Provided records ::
▬▬▬▬▬▬

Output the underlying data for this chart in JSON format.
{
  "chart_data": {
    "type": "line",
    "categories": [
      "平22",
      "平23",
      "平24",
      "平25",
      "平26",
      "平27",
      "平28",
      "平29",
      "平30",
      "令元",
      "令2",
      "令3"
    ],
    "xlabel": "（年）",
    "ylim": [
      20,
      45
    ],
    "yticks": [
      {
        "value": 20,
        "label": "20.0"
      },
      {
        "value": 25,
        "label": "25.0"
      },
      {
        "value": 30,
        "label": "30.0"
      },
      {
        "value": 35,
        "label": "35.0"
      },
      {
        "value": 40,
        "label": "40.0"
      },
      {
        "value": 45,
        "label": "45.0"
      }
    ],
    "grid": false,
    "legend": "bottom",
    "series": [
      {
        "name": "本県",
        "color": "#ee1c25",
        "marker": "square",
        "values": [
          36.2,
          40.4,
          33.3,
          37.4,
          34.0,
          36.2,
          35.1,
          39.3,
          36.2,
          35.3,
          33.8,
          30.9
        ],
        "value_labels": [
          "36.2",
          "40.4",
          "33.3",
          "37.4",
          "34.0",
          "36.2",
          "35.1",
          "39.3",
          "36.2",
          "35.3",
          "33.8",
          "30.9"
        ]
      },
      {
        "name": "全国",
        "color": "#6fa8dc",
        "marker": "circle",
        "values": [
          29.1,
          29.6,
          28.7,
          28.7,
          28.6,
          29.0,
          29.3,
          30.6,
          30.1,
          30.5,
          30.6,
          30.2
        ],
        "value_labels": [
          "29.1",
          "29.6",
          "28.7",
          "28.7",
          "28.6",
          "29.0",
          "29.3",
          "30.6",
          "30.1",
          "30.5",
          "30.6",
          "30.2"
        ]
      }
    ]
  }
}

▬▬▬▬▬▬

Direction ::
The listing above must be transcribed exactly, line by line.

Answer ::
Output the underlying data for this chart in JSON format.
{
  "chart_data": {
    "type": "line",
    "categories": [
      "平22",
      "平23",
      "平24",
      "平25",
      "平26",
      "平27",
      "平28",
      "平29",
      "平30",
      "令元",
      "令2",
      "令3"
    ],
    "xlabel": "（年）",
    "ylim": [
      20,
      45
    ],
    "yticks": [
      {
        "value": 20,
        "label": "20.0"
      },
      {
        "value": 25,
        "label": "25.0"
      },
      {
        "value": 30,
        "label": "30.0"
      },
      {
        "value": 35,
        "label": "35.0"
      },
      {
        "value": 40,
        "label": "40.0"
      },
      {
        "value": 45,
        "label": "45.0"
      }
    ],
    "grid": false,
    "legend": "bottom",
    "series": [
      {
        "name": "本県",
        "color": "#ee1c25",
        "marker": "square",
        "values": [
          36.2,
          40.4,
          33.3,
          37.4,
          34.0,
          36.2,
          35.1,
          39.3,
          36.2,
          35.3,
          33.8,
          30.9
        ],
        "value_labels": [
          "36.2",
          "40.4",
          "33.3",
          "37.4",
          "34.0",
          "36.2",
          "35.1",
          "39.3",
          "36.2",
          "35.3",
          "33.8",
          "30.9"
        ]
      },
      {
        "name": "全国",
        "color": "#6fa8dc",
        "marker": "circle",
        "values": [
          29.1,
          29.6,
          28.7,
          28.7,
          28.6,
          29.0,
          29.3,
          30.6,
          30.1,
          30.5,
          30.6,
          30.2
        ],
        "value_labels": [
          "29.1",
          "29.6",
          "28.7",
          "28.7",
          "28.6",
          "29.0",
          "29.3",
          "30.6",
          "30.1",
          "30.5",
          "30.6",
          "30.2"
        ]
      }
    ]
  }
}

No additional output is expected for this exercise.